PROBLEM TO WORK ON — Transcribe the records that follow in their entirety, omitting any pictures.

========================

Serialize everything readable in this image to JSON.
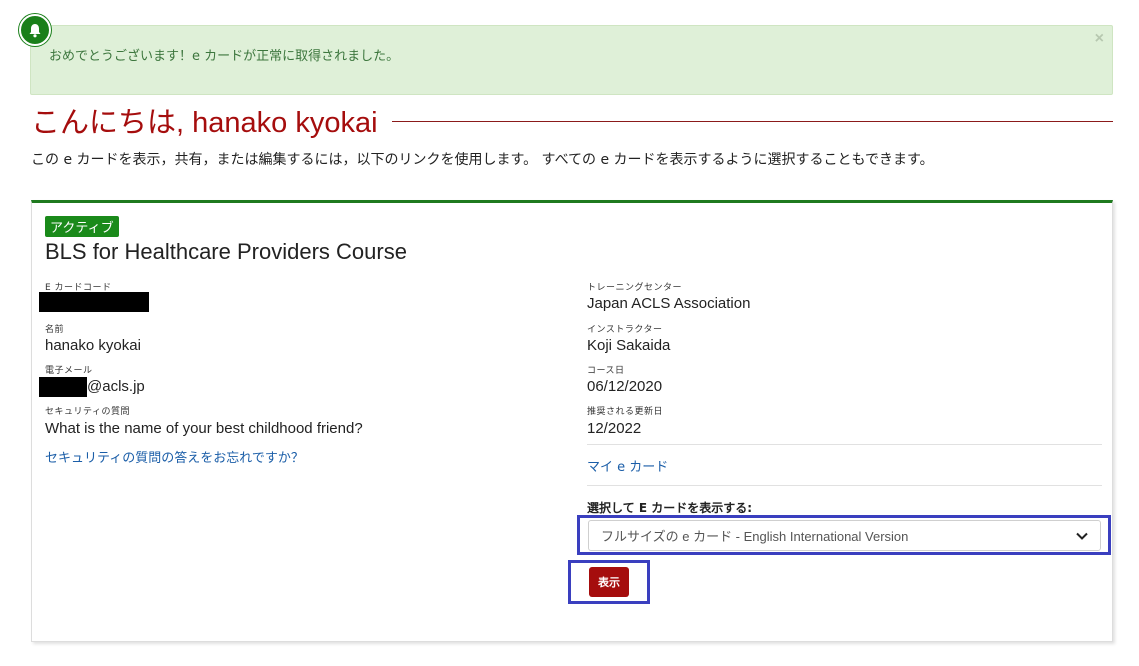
{
  "alert": {
    "message": "おめでとうございます！e カードが正常に取得されました。",
    "close_glyph": "×"
  },
  "greeting": "こんにちは, hanako kyokai",
  "intro": "この e カードを表示，共有，または編集するには，以下のリンクを使用します。 すべての e カードを表示するように選択することもできます。",
  "card": {
    "status_badge": "アクティブ",
    "course_title": "BLS for Healthcare Providers Course",
    "left_fields": {
      "ecard_code_label": "E カードコード",
      "name_label": "名前",
      "name_value": "hanako kyokai",
      "email_label": "電子メール",
      "email_domain": "@acls.jp",
      "security_label": "セキュリティの質問",
      "security_value": "What is the name of your best childhood friend?",
      "forgot_link": "セキュリティの質問の答えをお忘れですか？"
    },
    "right_fields": {
      "training_center_label": "トレーニングセンター",
      "training_center_value": "Japan ACLS Association",
      "instructor_label": "インストラクター",
      "instructor_value": "Koji Sakaida",
      "course_date_label": "コース日",
      "course_date_value": "06/12/2020",
      "renewal_label": "推奨される更新日",
      "renewal_value": "12/2022",
      "my_ecards_link": "マイ e カード"
    },
    "view_select": {
      "label": "選択して E カードを表示する:",
      "selected": "フルサイズの e カード - English International Version"
    },
    "show_button": "表示"
  },
  "icons": {
    "bell": "bell-icon",
    "dropdown": "chevron-down-icon"
  },
  "colors": {
    "accent_red": "#a50d0d",
    "active_green": "#1a8a1a",
    "alert_bg": "#dff0d8",
    "highlight_blue": "#3a3fbf",
    "link_blue": "#1b5ea8"
  }
}
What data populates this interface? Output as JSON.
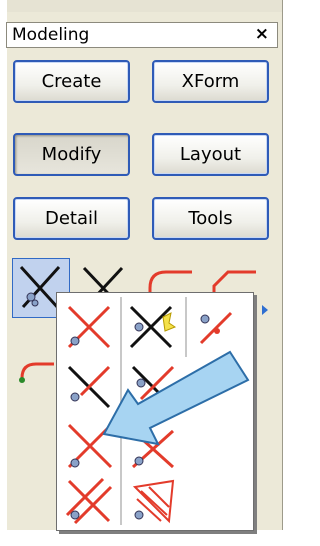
{
  "panel": {
    "title": "Modeling",
    "close_label": "×"
  },
  "categories": {
    "create": "Create",
    "xform": "XForm",
    "modify": "Modify",
    "layout": "Layout",
    "detail": "Detail",
    "tools": "Tools"
  },
  "colors": {
    "button_border": "#2f5bb7",
    "selection": "#c1d2ee",
    "cross_red": "#e33b2b",
    "arrow_fill": "#a7d4f2",
    "arrow_stroke": "#2d6ea8"
  },
  "toolbar_icons": [
    "trim-icon",
    "trim-icon",
    "fillet-icon",
    "chamfer-icon"
  ],
  "flyout_icons": [
    "trim-icon",
    "trim-multiple-icon",
    "extend-icon",
    "trim-extend-icon",
    "trim-corner-icon",
    "trim-intersect-icon",
    "trim-quick-icon",
    "offset-trim-icon",
    "hatch-trim-icon"
  ]
}
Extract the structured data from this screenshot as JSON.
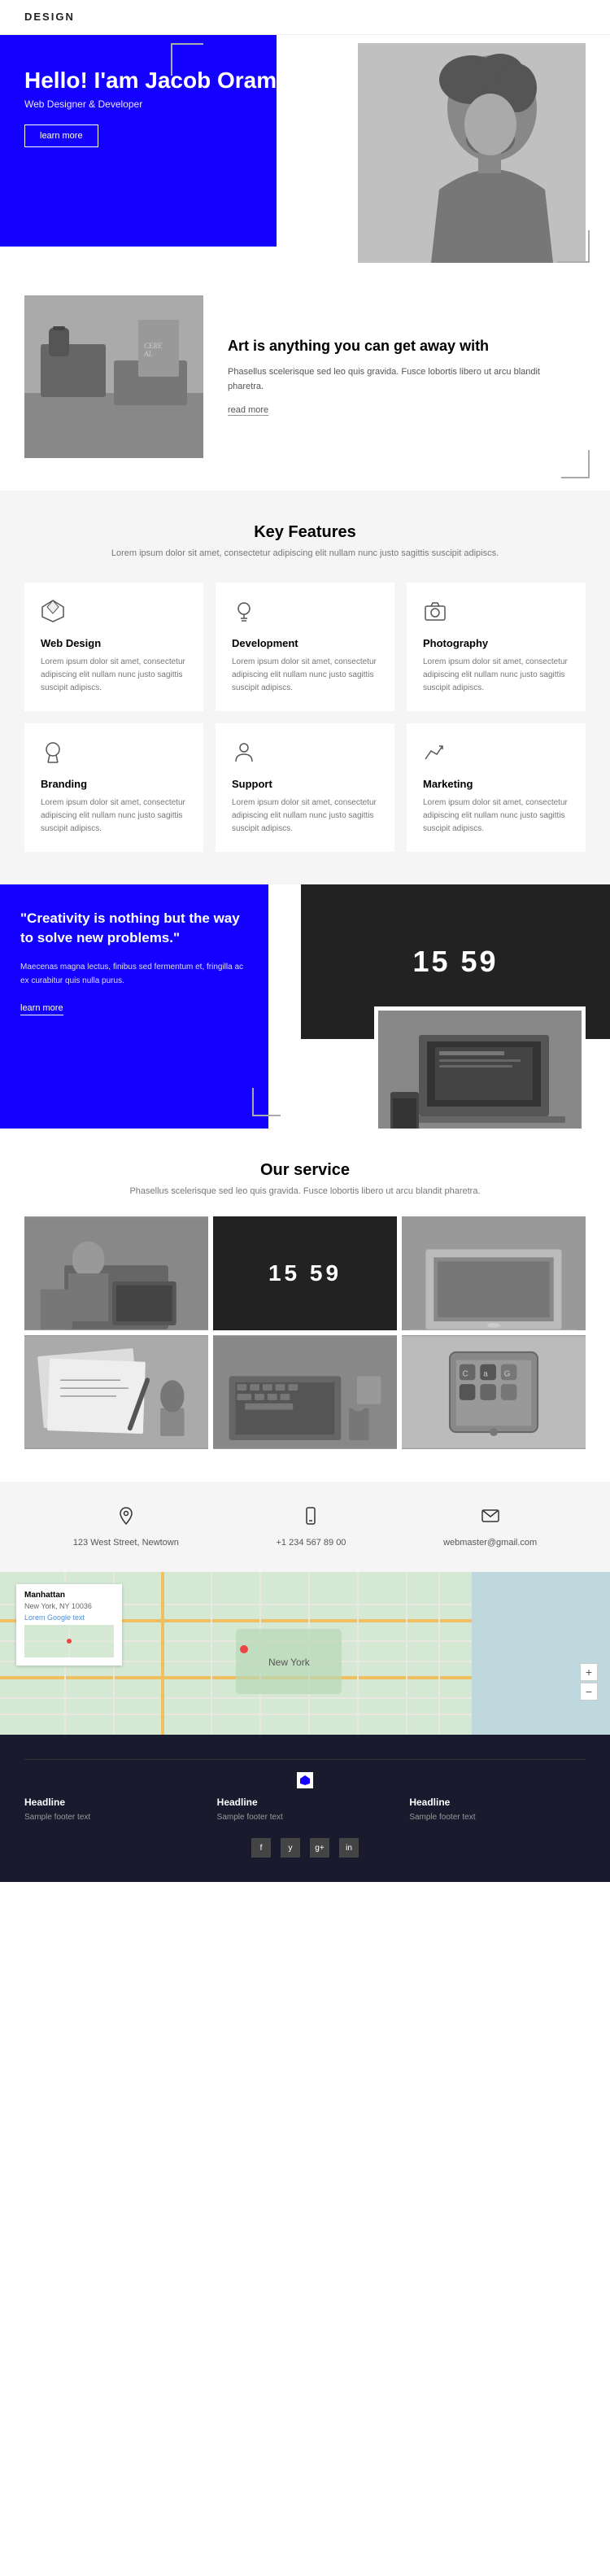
{
  "header": {
    "title": "DESIGN"
  },
  "hero": {
    "greeting": "Hello! I'am Jacob Oram",
    "subtitle": "Web Designer & Developer",
    "btn_label": "learn more"
  },
  "art": {
    "title": "Art is anything you can get away with",
    "description": "Phasellus scelerisque sed leo quis gravida. Fusce lobortis libero ut arcu blandit pharetra.",
    "read_more": "read more"
  },
  "features": {
    "title": "Key Features",
    "subtitle": "Lorem ipsum dolor sit amet, consectetur adipiscing elit nullam nunc justo sagittis suscipit adipiscs.",
    "items": [
      {
        "name": "Web Design",
        "icon": "diamond",
        "description": "Lorem ipsum dolor sit amet, consectetur adipiscing elit nullam nunc justo sagittis suscipit adipiscs."
      },
      {
        "name": "Development",
        "icon": "bulb",
        "description": "Lorem ipsum dolor sit amet, consectetur adipiscing elit nullam nunc justo sagittis suscipit adipiscs."
      },
      {
        "name": "Photography",
        "icon": "camera",
        "description": "Lorem ipsum dolor sit amet, consectetur adipiscing elit nullam nunc justo sagittis suscipit adipiscs."
      },
      {
        "name": "Branding",
        "icon": "award",
        "description": "Lorem ipsum dolor sit amet, consectetur adipiscing elit nullam nunc justo sagittis suscipit adipiscs."
      },
      {
        "name": "Support",
        "icon": "person",
        "description": "Lorem ipsum dolor sit amet, consectetur adipiscing elit nullam nunc justo sagittis suscipit adipiscs."
      },
      {
        "name": "Marketing",
        "icon": "chart",
        "description": "Lorem ipsum dolor sit amet, consectetur adipiscing elit nullam nunc justo sagittis suscipit adipiscs."
      }
    ]
  },
  "quote": {
    "text": "\"Creativity is nothing but the way to solve new problems.\"",
    "description": "Maecenas magna lectus, finibus sed fermentum et, fringilla ac ex curabitur quis nulla purus.",
    "btn_label": "learn more",
    "clock_text": "15 59"
  },
  "service": {
    "title": "Our service",
    "subtitle": "Phasellus scelerisque sed leo quis gravida. Fusce lobortis libero ut arcu blandit pharetra."
  },
  "contact": {
    "address": "123 West Street, Newtown",
    "phone": "+1 234 567 89 00",
    "email": "webmaster@gmail.com"
  },
  "map": {
    "overlay_title": "Manhattan",
    "overlay_address": "New York, NY 10036",
    "overlay_subtext": "Lorem Google text"
  },
  "footer": {
    "columns": [
      {
        "title": "Headline",
        "text": "Sample footer text"
      },
      {
        "title": "Headline",
        "text": "Sample footer text"
      },
      {
        "title": "Headline",
        "text": "Sample footer text"
      }
    ],
    "social": [
      "f",
      "y",
      "g+",
      "in"
    ]
  }
}
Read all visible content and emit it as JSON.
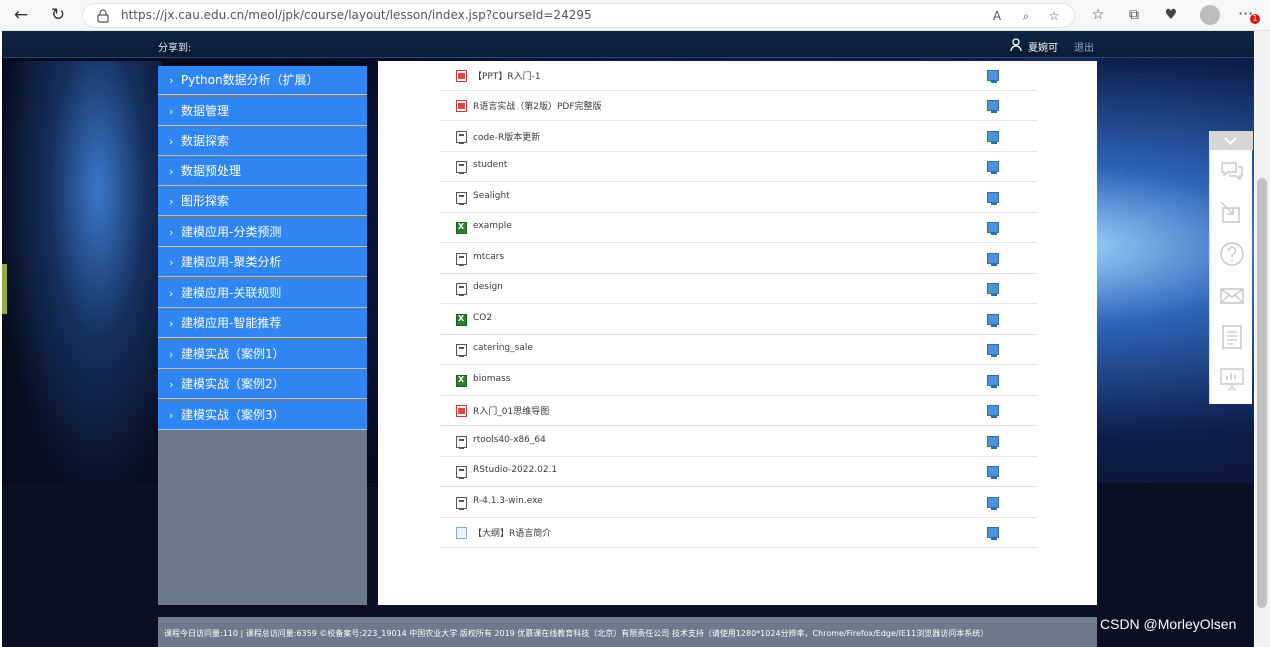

========================

PROBLEM SOLUTION —
Serialize everything readable in this image to JSON.
{
  "alert": {
    "message": "おめでとうございます！e カードが正常に取得されました。",
    "close_glyph": "×"
  },
  "greeting": "こんにちは, hanako kyokai",
  "intro": "この e カードを表示，共有，または編集するには，以下のリンクを使用します。 すべての e カードを表示するように選択することもできます。",
  "card": {
    "status_badge": "アクティブ",
    "course_title": "BLS for Healthcare Providers Course",
    "left_fields": {
      "ecard_code_label": "E カードコード",
      "name_label": "名前",
      "name_value": "hanako kyokai",
      "email_label": "電子メール",
      "email_domain": "@acls.jp",
      "security_label": "セキュリティの質問",
      "security_value": "What is the name of your best childhood friend?",
      "forgot_link": "セキュリティの質問の答えをお忘れですか？"
    },
    "right_fields": {
      "training_center_label": "トレーニングセンター",
      "training_center_value": "Japan ACLS Association",
      "instructor_label": "インストラクター",
      "instructor_value": "Koji Sakaida",
      "course_date_label": "コース日",
      "course_date_value": "06/12/2020",
      "renewal_label": "推奨される更新日",
      "renewal_value": "12/2022",
      "my_ecards_link": "マイ e カード"
    },
    "view_select": {
      "label": "選択して E カードを表示する:",
      "selected": "フルサイズの e カード - English International Version"
    },
    "show_button": "表示"
  },
  "icons": {
    "bell": "bell-icon",
    "dropdown": "chevron-down-icon"
  },
  "colors": {
    "accent_red": "#a50d0d",
    "active_green": "#1a8a1a",
    "alert_bg": "#dff0d8",
    "highlight_blue": "#3a3fbf",
    "link_blue": "#1b5ea8"
  }
}
What data populates this interface? Output as JSON.
{
  "panel": {
    "title": "Modeling",
    "close_label": "×"
  },
  "categories": {
    "create": "Create",
    "xform": "XForm",
    "modify": "Modify",
    "layout": "Layout",
    "detail": "Detail",
    "tools": "Tools"
  },
  "colors": {
    "button_border": "#2f5bb7",
    "selection": "#c1d2ee",
    "cross_red": "#e33b2b",
    "arrow_fill": "#a7d4f2",
    "arrow_stroke": "#2d6ea8"
  },
  "toolbar_icons": [
    "trim-icon",
    "trim-icon",
    "fillet-icon",
    "chamfer-icon"
  ],
  "flyout_icons": [
    "trim-icon",
    "trim-multiple-icon",
    "extend-icon",
    "trim-extend-icon",
    "trim-corner-icon",
    "trim-intersect-icon",
    "trim-quick-icon",
    "offset-trim-icon",
    "hatch-trim-icon"
  ]
}
Extract the structured data from this screenshot as JSON.
{
  "header": {
    "title": "DESIGN"
  },
  "hero": {
    "greeting": "Hello! I'am Jacob Oram",
    "subtitle": "Web Designer & Developer",
    "btn_label": "learn more"
  },
  "art": {
    "title": "Art is anything you can get away with",
    "description": "Phasellus scelerisque sed leo quis gravida. Fusce lobortis libero ut arcu blandit pharetra.",
    "read_more": "read more"
  },
  "features": {
    "title": "Key Features",
    "subtitle": "Lorem ipsum dolor sit amet, consectetur adipiscing elit nullam nunc justo sagittis suscipit adipiscs.",
    "items": [
      {
        "name": "Web Design",
        "icon": "diamond",
        "description": "Lorem ipsum dolor sit amet, consectetur adipiscing elit nullam nunc justo sagittis suscipit adipiscs."
      },
      {
        "name": "Development",
        "icon": "bulb",
        "description": "Lorem ipsum dolor sit amet, consectetur adipiscing elit nullam nunc justo sagittis suscipit adipiscs."
      },
      {
        "name": "Photography",
        "icon": "camera",
        "description": "Lorem ipsum dolor sit amet, consectetur adipiscing elit nullam nunc justo sagittis suscipit adipiscs."
      },
      {
        "name": "Branding",
        "icon": "award",
        "description": "Lorem ipsum dolor sit amet, consectetur adipiscing elit nullam nunc justo sagittis suscipit adipiscs."
      },
      {
        "name": "Support",
        "icon": "person",
        "description": "Lorem ipsum dolor sit amet, consectetur adipiscing elit nullam nunc justo sagittis suscipit adipiscs."
      },
      {
        "name": "Marketing",
        "icon": "chart",
        "description": "Lorem ipsum dolor sit amet, consectetur adipiscing elit nullam nunc justo sagittis suscipit adipiscs."
      }
    ]
  },
  "quote": {
    "text": "\"Creativity is nothing but the way to solve new problems.\"",
    "description": "Maecenas magna lectus, finibus sed fermentum et, fringilla ac ex curabitur quis nulla purus.",
    "btn_label": "learn more",
    "clock_text": "15 59"
  },
  "service": {
    "title": "Our service",
    "subtitle": "Phasellus scelerisque sed leo quis gravida. Fusce lobortis libero ut arcu blandit pharetra."
  },
  "contact": {
    "address": "123 West Street, Newtown",
    "phone": "+1 234 567 89 00",
    "email": "webmaster@gmail.com"
  },
  "map": {
    "overlay_title": "Manhattan",
    "overlay_address": "New York, NY 10036",
    "overlay_subtext": "Lorem Google text"
  },
  "footer": {
    "columns": [
      {
        "title": "Headline",
        "text": "Sample footer text"
      },
      {
        "title": "Headline",
        "text": "Sample footer text"
      },
      {
        "title": "Headline",
        "text": "Sample footer text"
      }
    ],
    "social": [
      "f",
      "y",
      "g+",
      "in"
    ]
  }
}
Read all visible content and emit it as JSON.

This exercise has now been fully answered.